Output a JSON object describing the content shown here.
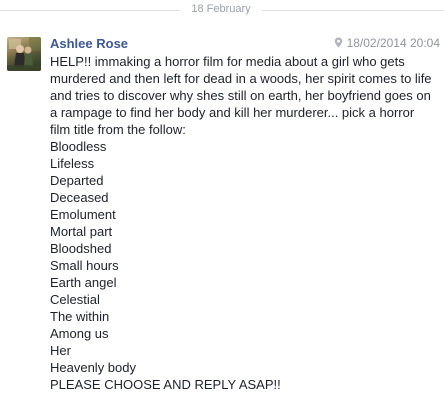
{
  "divider": {
    "date": "18 February"
  },
  "message": {
    "sender": "Ashlee Rose",
    "timestamp": "18/02/2014 20:04",
    "location_icon": "map-pin-icon",
    "intro": "HELP!! immaking a horror film for media about a girl who gets murdered and then left for dead in a woods, her spirit comes to life and tries to discover why shes still on earth, her boyfriend goes on a rampage to find her body and kill her murderer... pick a horror film title from the follow:",
    "options": [
      "Bloodless",
      "Lifeless",
      "Departed",
      "Deceased",
      "Emolument",
      "Mortal part",
      "Bloodshed",
      "Small hours",
      "Earth angel",
      "Celestial",
      "The within",
      "Among us",
      "Her",
      "Heavenly body"
    ],
    "closing": "PLEASE CHOOSE AND REPLY ASAP!!"
  },
  "colors": {
    "sender_name": "#3b5998",
    "meta_text": "#90949c",
    "body_text": "#1d2129",
    "divider_line": "#dfe1e6"
  }
}
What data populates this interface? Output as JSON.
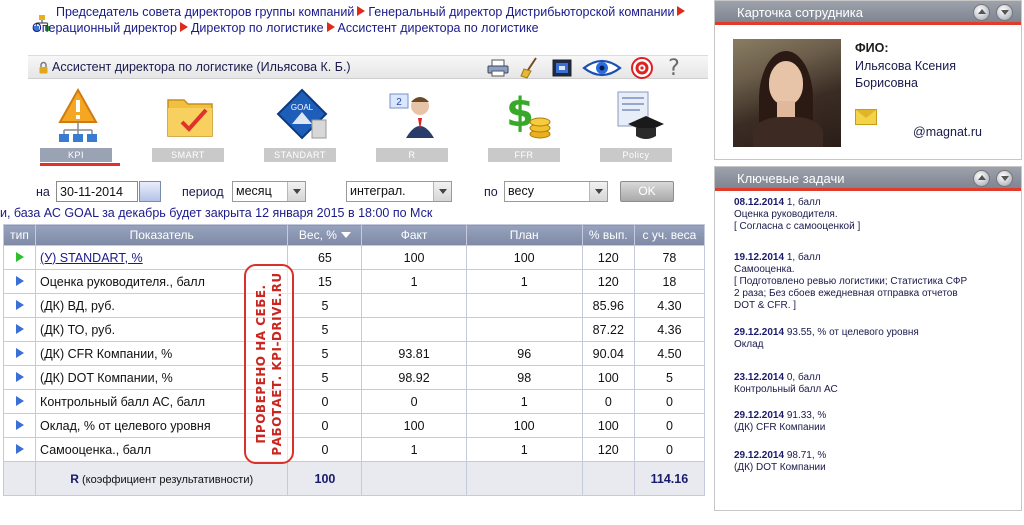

::::

- Aim of the task: Without the pictures, repeat the listing above exactly.

- Task result:
Output a JSON object describing the content shown here.
{
  "divider": {
    "date": "18 February"
  },
  "message": {
    "sender": "Ashlee Rose",
    "timestamp": "18/02/2014 20:04",
    "location_icon": "map-pin-icon",
    "intro": "HELP!! immaking a horror film for media about a girl who gets murdered and then left for dead in a woods, her spirit comes to life and tries to discover why shes still on earth, her boyfriend goes on a rampage to find her body and kill her murderer... pick a horror film title from the follow:",
    "options": [
      "Bloodless",
      "Lifeless",
      "Departed",
      "Deceased",
      "Emolument",
      "Mortal part",
      "Bloodshed",
      "Small hours",
      "Earth angel",
      "Celestial",
      "The within",
      "Among us",
      "Her",
      "Heavenly body"
    ],
    "closing": "PLEASE CHOOSE AND REPLY ASAP!!"
  },
  "colors": {
    "sender_name": "#3b5998",
    "meta_text": "#90949c",
    "body_text": "#1d2129",
    "divider_line": "#dfe1e6"
  }
}
What data populates this interface? Output as JSON.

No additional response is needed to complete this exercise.